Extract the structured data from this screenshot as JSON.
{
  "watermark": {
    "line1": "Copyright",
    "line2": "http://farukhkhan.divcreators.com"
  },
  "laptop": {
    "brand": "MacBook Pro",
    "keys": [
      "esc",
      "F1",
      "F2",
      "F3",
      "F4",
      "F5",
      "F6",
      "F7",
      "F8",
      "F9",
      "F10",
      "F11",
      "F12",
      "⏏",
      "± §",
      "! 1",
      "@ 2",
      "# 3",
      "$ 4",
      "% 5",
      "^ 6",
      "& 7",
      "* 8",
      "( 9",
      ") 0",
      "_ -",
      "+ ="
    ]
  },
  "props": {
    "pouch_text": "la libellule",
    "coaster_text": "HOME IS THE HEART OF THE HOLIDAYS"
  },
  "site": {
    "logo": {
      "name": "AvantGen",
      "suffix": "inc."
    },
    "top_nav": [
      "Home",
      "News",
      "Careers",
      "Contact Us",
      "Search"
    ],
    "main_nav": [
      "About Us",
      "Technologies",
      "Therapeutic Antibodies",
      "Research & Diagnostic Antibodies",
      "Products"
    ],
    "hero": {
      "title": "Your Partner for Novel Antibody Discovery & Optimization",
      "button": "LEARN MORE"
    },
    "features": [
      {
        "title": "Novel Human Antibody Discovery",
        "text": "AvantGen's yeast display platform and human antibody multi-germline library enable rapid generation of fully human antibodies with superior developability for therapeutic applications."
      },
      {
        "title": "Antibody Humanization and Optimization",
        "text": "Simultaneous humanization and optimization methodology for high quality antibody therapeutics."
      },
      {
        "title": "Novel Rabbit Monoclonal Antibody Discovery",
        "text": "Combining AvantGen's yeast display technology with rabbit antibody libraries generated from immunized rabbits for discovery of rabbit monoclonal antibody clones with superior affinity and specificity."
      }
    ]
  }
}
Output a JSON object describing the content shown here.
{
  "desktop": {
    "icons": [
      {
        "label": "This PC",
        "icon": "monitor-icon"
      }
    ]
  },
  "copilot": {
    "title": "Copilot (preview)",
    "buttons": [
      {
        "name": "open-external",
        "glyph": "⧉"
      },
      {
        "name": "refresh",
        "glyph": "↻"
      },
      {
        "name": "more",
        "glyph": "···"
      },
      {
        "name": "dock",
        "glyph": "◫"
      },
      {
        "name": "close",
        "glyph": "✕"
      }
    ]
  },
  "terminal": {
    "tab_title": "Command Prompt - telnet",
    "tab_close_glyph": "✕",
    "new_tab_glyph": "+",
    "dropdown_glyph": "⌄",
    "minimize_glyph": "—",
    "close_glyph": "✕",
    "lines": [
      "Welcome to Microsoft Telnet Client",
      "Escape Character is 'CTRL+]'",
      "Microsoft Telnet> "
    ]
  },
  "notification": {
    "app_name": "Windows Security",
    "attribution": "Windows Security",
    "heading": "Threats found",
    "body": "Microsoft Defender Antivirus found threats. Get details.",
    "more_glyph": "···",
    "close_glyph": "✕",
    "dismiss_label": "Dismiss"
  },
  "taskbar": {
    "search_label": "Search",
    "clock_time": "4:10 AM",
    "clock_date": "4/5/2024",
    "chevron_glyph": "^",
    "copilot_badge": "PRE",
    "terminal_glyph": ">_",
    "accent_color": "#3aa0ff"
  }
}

....

## WHAT IS REQUIRED:
Please write out the records from above, keeping every line exact.

## EXERCISE RESULT:
Extract the structured data from this screenshot as JSON.
{
  "watermark": {
    "line1": "Copyright",
    "line2": "http://farukhkhan.divcreators.com"
  },
  "laptop": {
    "brand": "MacBook Pro",
    "keys": [
      "esc",
      "F1",
      "F2",
      "F3",
      "F4",
      "F5",
      "F6",
      "F7",
      "F8",
      "F9",
      "F10",
      "F11",
      "F12",
      "⏏",
      "± §",
      "! 1",
      "@ 2",
      "# 3",
      "$ 4",
      "% 5",
      "^ 6",
      "& 7",
      "* 8",
      "( 9",
      ") 0",
      "_ -",
      "+ ="
    ]
  },
  "props": {
    "pouch_text": "la libellule",
    "coaster_text": "HOME IS THE HEART OF THE HOLIDAYS"
  },
  "site": {
    "logo": {
      "name": "AvantGen",
      "suffix": "inc."
    },
    "top_nav": [
      "Home",
      "News",
      "Careers",
      "Contact Us",
      "Search"
    ],
    "main_nav": [
      "About Us",
      "Technologies",
      "Therapeutic Antibodies",
      "Research & Diagnostic Antibodies",
      "Products"
    ],
    "hero": {
      "title": "Your Partner for Novel Antibody Discovery & Optimization",
      "button": "LEARN MORE"
    },
    "features": [
      {
        "title": "Novel Human Antibody Discovery",
        "text": "AvantGen's yeast display platform and human antibody multi-germline library enable rapid generation of fully human antibodies with superior developability for therapeutic applications."
      },
      {
        "title": "Antibody Humanization and Optimization",
        "text": "Simultaneous humanization and optimization methodology for high quality antibody therapeutics."
      },
      {
        "title": "Novel Rabbit Monoclonal Antibody Discovery",
        "text": "Combining AvantGen's yeast display technology with rabbit antibody libraries generated from immunized rabbits for discovery of rabbit monoclonal antibody clones with superior affinity and specificity."
      }
    ]
  }
}
Output a JSON object describing the content shown here.
{
  "desktop": {
    "icons": [
      {
        "label": "This PC",
        "icon": "monitor-icon"
      }
    ]
  },
  "copilot": {
    "title": "Copilot (preview)",
    "buttons": [
      {
        "name": "open-external",
        "glyph": "⧉"
      },
      {
        "name": "refresh",
        "glyph": "↻"
      },
      {
        "name": "more",
        "glyph": "···"
      },
      {
        "name": "dock",
        "glyph": "◫"
      },
      {
        "name": "close",
        "glyph": "✕"
      }
    ]
  },
  "terminal": {
    "tab_title": "Command Prompt - telnet",
    "tab_close_glyph": "✕",
    "new_tab_glyph": "+",
    "dropdown_glyph": "⌄",
    "minimize_glyph": "—",
    "close_glyph": "✕",
    "lines": [
      "Welcome to Microsoft Telnet Client",
      "Escape Character is 'CTRL+]'",
      "Microsoft Telnet> "
    ]
  },
  "notification": {
    "app_name": "Windows Security",
    "attribution": "Windows Security",
    "heading": "Threats found",
    "body": "Microsoft Defender Antivirus found threats. Get details.",
    "more_glyph": "···",
    "close_glyph": "✕",
    "dismiss_label": "Dismiss"
  },
  "taskbar": {
    "search_label": "Search",
    "clock_time": "4:10 AM",
    "clock_date": "4/5/2024",
    "chevron_glyph": "^",
    "copilot_badge": "PRE",
    "terminal_glyph": ">_",
    "accent_color": "#3aa0ff"
  }
}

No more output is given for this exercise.